● Task brief: Lines that include the word "failed" are the ones to copy.

(Stored entries)
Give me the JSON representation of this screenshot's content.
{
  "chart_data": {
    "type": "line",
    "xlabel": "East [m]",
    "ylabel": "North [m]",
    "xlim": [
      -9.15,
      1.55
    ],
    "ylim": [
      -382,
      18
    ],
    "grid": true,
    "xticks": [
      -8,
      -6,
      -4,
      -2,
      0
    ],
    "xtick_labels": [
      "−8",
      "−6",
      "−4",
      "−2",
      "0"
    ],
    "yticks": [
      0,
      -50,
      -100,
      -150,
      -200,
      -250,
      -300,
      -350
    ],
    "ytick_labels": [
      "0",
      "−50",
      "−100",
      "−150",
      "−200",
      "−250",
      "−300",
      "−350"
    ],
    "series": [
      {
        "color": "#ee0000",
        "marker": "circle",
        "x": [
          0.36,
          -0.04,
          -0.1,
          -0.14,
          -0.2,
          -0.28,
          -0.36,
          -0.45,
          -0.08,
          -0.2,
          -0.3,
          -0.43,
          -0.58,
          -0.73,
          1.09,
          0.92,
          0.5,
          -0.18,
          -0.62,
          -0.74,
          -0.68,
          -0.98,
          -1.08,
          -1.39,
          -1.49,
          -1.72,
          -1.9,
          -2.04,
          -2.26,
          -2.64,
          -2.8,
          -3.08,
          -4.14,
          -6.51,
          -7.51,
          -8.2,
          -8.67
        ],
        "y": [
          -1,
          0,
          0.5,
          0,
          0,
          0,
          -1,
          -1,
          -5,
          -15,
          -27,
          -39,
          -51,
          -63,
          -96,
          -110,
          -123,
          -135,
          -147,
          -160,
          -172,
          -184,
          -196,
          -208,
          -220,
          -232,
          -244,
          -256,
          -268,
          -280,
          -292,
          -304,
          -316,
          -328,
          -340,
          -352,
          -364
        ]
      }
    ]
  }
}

==

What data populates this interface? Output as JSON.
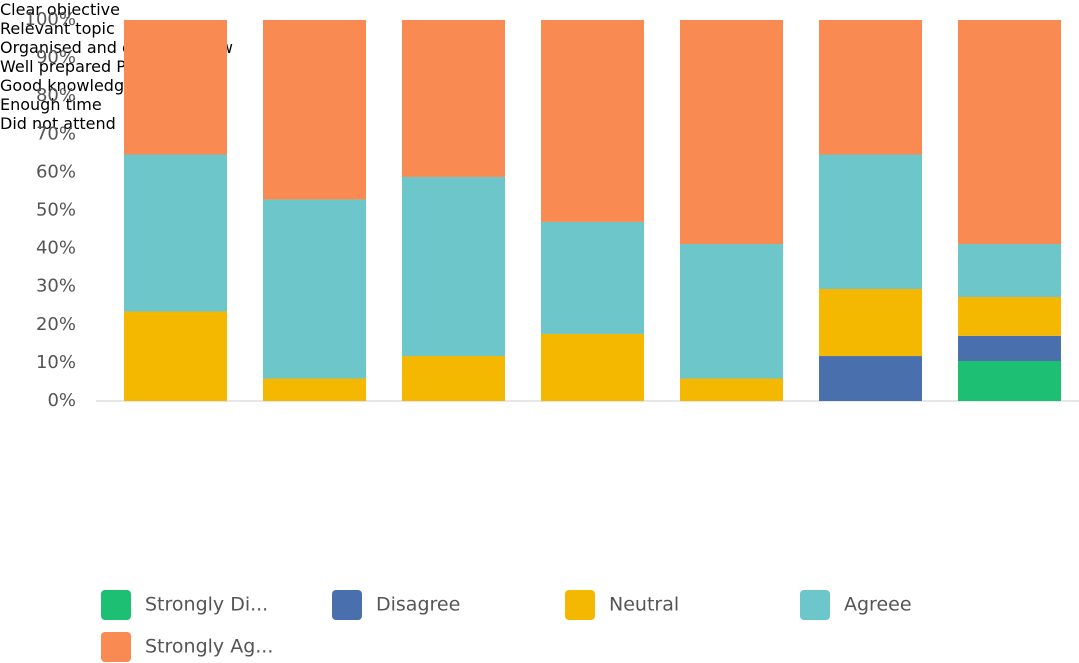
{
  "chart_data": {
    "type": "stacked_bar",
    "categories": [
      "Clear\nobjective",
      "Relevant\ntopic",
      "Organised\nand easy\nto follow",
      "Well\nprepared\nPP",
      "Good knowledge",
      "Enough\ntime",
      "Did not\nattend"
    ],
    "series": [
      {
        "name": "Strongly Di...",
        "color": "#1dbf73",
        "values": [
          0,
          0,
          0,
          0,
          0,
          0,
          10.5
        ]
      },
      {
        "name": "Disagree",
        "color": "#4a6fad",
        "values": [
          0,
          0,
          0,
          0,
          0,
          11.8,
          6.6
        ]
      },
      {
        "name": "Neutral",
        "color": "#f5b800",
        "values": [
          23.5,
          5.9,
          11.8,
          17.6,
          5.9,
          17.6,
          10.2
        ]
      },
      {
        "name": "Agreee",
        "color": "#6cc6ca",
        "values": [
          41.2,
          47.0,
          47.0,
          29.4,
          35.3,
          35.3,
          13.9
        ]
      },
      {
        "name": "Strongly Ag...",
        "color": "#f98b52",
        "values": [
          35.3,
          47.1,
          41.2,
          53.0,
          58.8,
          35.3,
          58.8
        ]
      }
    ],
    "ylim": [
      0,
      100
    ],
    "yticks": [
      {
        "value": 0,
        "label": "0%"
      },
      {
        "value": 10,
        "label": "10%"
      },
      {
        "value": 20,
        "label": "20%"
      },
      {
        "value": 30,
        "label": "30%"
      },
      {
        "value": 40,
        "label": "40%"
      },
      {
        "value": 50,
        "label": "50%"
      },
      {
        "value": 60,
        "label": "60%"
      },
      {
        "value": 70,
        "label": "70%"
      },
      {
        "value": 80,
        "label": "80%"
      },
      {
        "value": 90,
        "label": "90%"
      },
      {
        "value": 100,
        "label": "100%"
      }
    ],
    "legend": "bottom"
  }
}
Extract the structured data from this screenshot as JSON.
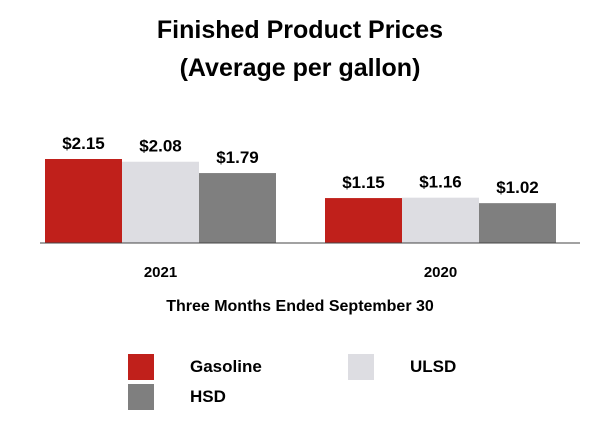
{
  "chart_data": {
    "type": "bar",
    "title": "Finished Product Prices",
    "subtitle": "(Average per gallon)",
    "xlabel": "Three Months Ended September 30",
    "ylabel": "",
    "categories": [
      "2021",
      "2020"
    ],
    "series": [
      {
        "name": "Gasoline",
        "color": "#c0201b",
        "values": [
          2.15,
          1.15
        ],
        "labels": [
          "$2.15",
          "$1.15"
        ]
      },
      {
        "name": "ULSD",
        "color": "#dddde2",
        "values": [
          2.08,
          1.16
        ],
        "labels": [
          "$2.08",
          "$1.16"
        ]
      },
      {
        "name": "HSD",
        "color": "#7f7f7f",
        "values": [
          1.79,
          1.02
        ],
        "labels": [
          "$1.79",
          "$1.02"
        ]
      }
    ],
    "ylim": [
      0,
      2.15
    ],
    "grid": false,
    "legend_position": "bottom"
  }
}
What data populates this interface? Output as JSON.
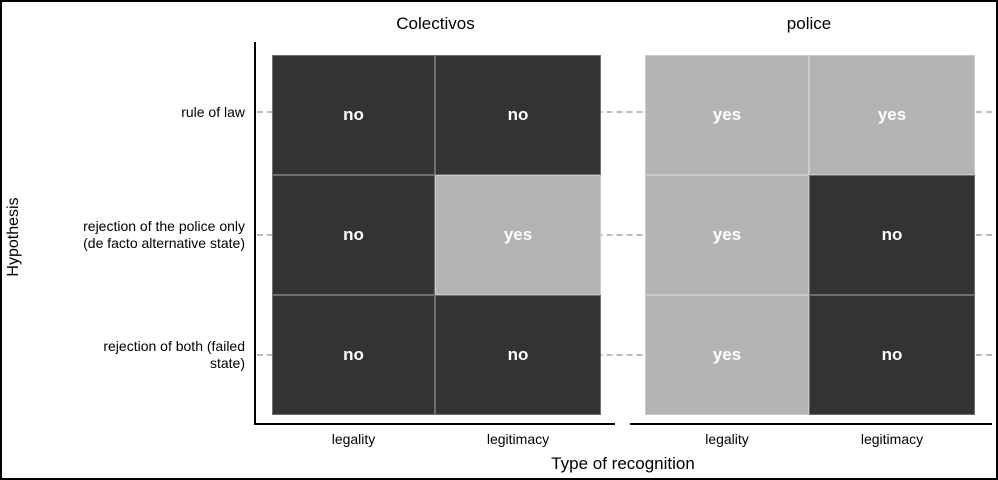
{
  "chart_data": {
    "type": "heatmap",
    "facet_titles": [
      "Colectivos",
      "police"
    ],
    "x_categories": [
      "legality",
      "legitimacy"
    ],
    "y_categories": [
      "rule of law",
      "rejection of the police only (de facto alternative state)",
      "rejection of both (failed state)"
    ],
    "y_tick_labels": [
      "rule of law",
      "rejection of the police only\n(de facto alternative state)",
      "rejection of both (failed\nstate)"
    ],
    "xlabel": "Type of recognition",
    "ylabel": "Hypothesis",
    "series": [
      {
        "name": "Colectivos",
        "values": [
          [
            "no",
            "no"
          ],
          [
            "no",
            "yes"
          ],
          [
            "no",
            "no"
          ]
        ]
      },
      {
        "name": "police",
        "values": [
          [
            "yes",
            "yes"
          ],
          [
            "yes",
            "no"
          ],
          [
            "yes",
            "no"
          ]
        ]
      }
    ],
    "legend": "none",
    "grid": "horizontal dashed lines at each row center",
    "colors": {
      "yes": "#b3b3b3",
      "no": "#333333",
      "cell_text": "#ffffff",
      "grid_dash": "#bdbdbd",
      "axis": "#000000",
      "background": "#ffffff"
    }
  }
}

● Finished answer:
      "rejection of both (failed state)"
      "rejection of both (failed\nstate)"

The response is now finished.